• WORK REQUIRED
Scan the records below. List lines holding "methods".

[start of SOURCE DATA]

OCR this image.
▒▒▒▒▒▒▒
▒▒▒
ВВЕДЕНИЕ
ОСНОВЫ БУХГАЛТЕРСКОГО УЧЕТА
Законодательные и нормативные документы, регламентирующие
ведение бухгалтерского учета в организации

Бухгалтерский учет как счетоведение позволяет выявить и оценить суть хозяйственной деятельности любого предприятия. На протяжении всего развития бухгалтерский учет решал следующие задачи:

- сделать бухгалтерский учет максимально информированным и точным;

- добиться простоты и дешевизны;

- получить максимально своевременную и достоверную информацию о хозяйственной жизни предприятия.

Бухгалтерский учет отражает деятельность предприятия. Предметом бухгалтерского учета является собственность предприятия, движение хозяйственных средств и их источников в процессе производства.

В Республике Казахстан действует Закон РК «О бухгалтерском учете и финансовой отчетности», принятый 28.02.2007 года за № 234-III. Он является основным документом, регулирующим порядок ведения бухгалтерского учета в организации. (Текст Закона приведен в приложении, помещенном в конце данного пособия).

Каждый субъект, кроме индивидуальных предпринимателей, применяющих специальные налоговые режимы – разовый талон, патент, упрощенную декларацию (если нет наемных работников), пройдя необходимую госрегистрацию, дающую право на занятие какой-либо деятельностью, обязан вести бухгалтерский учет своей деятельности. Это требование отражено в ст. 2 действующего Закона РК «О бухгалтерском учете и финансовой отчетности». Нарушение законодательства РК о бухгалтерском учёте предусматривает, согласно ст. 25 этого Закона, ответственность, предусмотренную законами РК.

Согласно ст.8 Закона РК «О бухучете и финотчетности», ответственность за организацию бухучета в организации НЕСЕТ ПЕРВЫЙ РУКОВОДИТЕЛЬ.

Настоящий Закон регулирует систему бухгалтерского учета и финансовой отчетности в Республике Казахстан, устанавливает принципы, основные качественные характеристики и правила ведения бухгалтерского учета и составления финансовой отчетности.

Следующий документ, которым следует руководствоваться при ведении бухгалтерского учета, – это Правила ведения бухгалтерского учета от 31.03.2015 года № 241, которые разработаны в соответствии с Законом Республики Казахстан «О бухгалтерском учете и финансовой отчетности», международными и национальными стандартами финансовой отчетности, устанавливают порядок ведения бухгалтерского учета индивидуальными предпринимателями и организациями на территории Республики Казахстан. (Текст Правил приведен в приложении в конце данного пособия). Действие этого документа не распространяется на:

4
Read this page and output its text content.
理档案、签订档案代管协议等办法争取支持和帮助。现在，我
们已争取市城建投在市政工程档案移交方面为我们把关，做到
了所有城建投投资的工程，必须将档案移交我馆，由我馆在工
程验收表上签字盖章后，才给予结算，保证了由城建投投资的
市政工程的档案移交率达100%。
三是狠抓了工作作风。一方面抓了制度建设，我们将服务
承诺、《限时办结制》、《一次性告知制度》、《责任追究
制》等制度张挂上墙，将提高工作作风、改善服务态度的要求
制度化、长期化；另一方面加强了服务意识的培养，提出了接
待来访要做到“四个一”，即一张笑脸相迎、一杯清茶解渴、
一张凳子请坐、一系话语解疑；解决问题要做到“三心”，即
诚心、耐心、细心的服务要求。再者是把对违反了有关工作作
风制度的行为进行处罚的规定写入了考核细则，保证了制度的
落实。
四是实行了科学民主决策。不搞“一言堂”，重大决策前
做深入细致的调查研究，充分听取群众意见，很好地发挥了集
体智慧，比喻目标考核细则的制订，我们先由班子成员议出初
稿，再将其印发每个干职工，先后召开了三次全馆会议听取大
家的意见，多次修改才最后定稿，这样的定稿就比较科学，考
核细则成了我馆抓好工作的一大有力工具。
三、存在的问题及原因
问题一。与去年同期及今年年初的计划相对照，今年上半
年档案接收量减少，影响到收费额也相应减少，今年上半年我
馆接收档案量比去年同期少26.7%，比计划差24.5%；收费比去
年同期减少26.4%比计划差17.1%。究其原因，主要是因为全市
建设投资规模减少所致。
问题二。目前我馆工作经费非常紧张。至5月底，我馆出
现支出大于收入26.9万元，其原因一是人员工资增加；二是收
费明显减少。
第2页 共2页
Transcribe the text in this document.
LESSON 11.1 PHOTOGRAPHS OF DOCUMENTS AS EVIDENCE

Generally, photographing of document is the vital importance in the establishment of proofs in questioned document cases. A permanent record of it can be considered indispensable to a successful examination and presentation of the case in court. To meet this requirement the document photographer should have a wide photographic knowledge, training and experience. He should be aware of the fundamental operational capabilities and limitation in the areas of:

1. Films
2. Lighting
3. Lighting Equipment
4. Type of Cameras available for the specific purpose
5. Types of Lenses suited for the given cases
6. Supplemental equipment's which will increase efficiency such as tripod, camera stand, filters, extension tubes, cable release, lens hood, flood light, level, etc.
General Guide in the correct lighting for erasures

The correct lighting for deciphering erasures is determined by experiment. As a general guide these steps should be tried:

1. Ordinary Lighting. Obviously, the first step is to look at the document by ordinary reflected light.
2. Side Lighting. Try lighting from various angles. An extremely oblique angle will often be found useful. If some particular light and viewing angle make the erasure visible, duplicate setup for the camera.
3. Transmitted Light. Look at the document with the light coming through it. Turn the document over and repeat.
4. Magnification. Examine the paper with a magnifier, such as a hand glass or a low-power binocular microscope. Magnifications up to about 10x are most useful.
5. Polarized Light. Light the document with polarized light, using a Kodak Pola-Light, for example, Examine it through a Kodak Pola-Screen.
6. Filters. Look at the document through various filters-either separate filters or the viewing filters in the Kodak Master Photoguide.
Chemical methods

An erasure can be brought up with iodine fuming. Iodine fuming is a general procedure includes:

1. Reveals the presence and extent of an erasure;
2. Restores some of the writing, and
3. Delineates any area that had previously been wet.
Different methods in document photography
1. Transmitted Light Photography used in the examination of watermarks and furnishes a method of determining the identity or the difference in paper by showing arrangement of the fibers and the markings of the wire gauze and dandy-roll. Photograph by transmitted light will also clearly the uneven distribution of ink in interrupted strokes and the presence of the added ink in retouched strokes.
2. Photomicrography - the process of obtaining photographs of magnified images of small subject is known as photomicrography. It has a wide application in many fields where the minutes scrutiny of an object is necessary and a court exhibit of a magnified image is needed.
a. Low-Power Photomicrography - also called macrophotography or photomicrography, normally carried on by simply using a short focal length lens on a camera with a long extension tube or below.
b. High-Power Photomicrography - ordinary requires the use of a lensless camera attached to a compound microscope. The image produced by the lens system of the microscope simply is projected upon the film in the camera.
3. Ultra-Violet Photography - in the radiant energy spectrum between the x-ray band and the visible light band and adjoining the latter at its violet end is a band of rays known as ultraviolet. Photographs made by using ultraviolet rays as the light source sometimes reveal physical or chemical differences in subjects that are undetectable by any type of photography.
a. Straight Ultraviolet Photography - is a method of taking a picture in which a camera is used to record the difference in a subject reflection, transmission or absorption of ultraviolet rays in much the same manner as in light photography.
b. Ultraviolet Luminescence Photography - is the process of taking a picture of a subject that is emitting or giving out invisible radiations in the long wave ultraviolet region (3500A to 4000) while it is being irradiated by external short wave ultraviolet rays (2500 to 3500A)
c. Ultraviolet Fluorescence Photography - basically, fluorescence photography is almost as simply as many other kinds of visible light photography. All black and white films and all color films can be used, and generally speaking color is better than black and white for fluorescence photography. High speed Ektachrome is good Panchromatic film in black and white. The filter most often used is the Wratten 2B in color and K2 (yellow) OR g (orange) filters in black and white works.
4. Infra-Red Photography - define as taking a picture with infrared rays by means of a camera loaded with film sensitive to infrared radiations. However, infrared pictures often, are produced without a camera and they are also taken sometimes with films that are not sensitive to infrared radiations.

[end of SOURCE DATA]

• TASK OUTPUT
Chemical methods
Different methods in document photography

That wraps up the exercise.